Exercise description:
Restate each entry word for word, leaving nothing out.

Lines of data
* * * * *
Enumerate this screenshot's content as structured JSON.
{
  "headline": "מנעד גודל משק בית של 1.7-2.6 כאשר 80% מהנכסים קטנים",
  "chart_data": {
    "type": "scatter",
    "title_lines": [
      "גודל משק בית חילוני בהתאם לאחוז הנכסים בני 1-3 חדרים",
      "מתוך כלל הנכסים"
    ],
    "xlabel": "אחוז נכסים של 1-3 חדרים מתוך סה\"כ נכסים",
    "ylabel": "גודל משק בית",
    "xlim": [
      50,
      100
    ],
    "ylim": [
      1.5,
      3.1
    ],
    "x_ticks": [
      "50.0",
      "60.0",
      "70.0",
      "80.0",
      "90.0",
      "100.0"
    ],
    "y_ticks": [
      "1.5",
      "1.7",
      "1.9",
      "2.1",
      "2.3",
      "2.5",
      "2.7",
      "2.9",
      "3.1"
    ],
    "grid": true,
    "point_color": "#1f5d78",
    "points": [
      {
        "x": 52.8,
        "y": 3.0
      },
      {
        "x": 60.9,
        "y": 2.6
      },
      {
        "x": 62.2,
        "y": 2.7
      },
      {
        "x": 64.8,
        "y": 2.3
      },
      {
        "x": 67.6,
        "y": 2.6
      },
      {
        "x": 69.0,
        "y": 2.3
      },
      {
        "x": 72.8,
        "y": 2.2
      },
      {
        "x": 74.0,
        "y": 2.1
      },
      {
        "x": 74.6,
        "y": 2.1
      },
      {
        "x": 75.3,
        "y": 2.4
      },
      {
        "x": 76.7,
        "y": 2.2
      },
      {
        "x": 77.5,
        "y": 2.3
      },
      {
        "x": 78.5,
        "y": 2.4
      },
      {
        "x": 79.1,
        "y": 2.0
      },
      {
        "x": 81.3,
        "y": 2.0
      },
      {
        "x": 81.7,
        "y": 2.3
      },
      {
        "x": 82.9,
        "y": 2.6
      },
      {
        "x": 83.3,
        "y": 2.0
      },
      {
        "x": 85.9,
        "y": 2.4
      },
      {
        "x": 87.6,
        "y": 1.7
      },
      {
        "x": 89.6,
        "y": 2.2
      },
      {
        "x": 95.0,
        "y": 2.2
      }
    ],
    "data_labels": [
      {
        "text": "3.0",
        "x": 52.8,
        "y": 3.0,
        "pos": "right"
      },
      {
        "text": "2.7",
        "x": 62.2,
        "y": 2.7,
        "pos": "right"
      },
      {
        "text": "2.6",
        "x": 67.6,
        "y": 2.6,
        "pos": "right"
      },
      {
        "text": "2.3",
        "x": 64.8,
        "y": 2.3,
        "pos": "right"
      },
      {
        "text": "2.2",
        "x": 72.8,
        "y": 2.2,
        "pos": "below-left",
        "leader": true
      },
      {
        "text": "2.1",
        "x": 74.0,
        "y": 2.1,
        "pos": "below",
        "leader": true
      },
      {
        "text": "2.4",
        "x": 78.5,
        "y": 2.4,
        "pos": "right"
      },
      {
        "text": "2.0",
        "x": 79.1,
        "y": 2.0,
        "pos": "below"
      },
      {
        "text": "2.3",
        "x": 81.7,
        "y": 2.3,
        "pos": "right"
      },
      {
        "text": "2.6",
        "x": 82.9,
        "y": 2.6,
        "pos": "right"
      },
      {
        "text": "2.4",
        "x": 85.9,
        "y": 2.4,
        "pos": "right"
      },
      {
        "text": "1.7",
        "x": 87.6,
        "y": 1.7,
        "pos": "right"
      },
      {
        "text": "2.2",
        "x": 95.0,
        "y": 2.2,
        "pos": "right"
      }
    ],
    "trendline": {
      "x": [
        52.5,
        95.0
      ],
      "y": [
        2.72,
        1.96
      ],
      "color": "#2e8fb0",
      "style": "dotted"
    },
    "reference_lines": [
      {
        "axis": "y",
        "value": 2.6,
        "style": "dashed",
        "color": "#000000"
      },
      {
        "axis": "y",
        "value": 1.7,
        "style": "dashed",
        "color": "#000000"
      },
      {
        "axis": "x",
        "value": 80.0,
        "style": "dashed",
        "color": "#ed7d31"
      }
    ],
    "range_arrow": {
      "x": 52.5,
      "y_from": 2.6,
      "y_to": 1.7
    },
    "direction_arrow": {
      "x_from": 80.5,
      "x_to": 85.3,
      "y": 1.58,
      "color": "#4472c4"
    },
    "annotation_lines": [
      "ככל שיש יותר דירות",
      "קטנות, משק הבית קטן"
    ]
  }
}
* * * * *
Solution to this exercise:
Enumerate this screenshot's content as structured JSON.
{
  "headline": "מנעד גודל משק בית של 1.7-2.6 כאשר 80% מהנכסים קטנים",
  "chart_data": {
    "type": "scatter",
    "title_lines": [
      "גודל משק בית חילוני בהתאם לאחוז הנכסים בני 1-3 חדרים",
      "מתוך כלל הנכסים"
    ],
    "xlabel": "אחוז נכסים של 1-3 חדרים מתוך סה\"כ נכסים",
    "ylabel": "גודל משק בית",
    "xlim": [
      50,
      100
    ],
    "ylim": [
      1.5,
      3.1
    ],
    "x_ticks": [
      "50.0",
      "60.0",
      "70.0",
      "80.0",
      "90.0",
      "100.0"
    ],
    "y_ticks": [
      "1.5",
      "1.7",
      "1.9",
      "2.1",
      "2.3",
      "2.5",
      "2.7",
      "2.9",
      "3.1"
    ],
    "grid": true,
    "point_color": "#1f5d78",
    "points": [
      {
        "x": 52.8,
        "y": 3.0
      },
      {
        "x": 60.9,
        "y": 2.6
      },
      {
        "x": 62.2,
        "y": 2.7
      },
      {
        "x": 64.8,
        "y": 2.3
      },
      {
        "x": 67.6,
        "y": 2.6
      },
      {
        "x": 69.0,
        "y": 2.3
      },
      {
        "x": 72.8,
        "y": 2.2
      },
      {
        "x": 74.0,
        "y": 2.1
      },
      {
        "x": 74.6,
        "y": 2.1
      },
      {
        "x": 75.3,
        "y": 2.4
      },
      {
        "x": 76.7,
        "y": 2.2
      },
      {
        "x": 77.5,
        "y": 2.3
      },
      {
        "x": 78.5,
        "y": 2.4
      },
      {
        "x": 79.1,
        "y": 2.0
      },
      {
        "x": 81.3,
        "y": 2.0
      },
      {
        "x": 81.7,
        "y": 2.3
      },
      {
        "x": 82.9,
        "y": 2.6
      },
      {
        "x": 83.3,
        "y": 2.0
      },
      {
        "x": 85.9,
        "y": 2.4
      },
      {
        "x": 87.6,
        "y": 1.7
      },
      {
        "x": 89.6,
        "y": 2.2
      },
      {
        "x": 95.0,
        "y": 2.2
      }
    ],
    "data_labels": [
      {
        "text": "3.0",
        "x": 52.8,
        "y": 3.0,
        "pos": "right"
      },
      {
        "text": "2.7",
        "x": 62.2,
        "y": 2.7,
        "pos": "right"
      },
      {
        "text": "2.6",
        "x": 67.6,
        "y": 2.6,
        "pos": "right"
      },
      {
        "text": "2.3",
        "x": 64.8,
        "y": 2.3,
        "pos": "right"
      },
      {
        "text": "2.2",
        "x": 72.8,
        "y": 2.2,
        "pos": "below-left",
        "leader": true
      },
      {
        "text": "2.1",
        "x": 74.0,
        "y": 2.1,
        "pos": "below",
        "leader": true
      },
      {
        "text": "2.4",
        "x": 78.5,
        "y": 2.4,
        "pos": "right"
      },
      {
        "text": "2.0",
        "x": 79.1,
        "y": 2.0,
        "pos": "below"
      },
      {
        "text": "2.3",
        "x": 81.7,
        "y": 2.3,
        "pos": "right"
      },
      {
        "text": "2.6",
        "x": 82.9,
        "y": 2.6,
        "pos": "right"
      },
      {
        "text": "2.4",
        "x": 85.9,
        "y": 2.4,
        "pos": "right"
      },
      {
        "text": "1.7",
        "x": 87.6,
        "y": 1.7,
        "pos": "right"
      },
      {
        "text": "2.2",
        "x": 95.0,
        "y": 2.2,
        "pos": "right"
      }
    ],
    "trendline": {
      "x": [
        52.5,
        95.0
      ],
      "y": [
        2.72,
        1.96
      ],
      "color": "#2e8fb0",
      "style": "dotted"
    },
    "reference_lines": [
      {
        "axis": "y",
        "value": 2.6,
        "style": "dashed",
        "color": "#000000"
      },
      {
        "axis": "y",
        "value": 1.7,
        "style": "dashed",
        "color": "#000000"
      },
      {
        "axis": "x",
        "value": 80.0,
        "style": "dashed",
        "color": "#ed7d31"
      }
    ],
    "range_arrow": {
      "x": 52.5,
      "y_from": 2.6,
      "y_to": 1.7
    },
    "direction_arrow": {
      "x_from": 80.5,
      "x_to": 85.3,
      "y": 1.58,
      "color": "#4472c4"
    },
    "annotation_lines": [
      "ככל שיש יותר דירות",
      "קטנות, משק הבית קטן"
    ]
  }
}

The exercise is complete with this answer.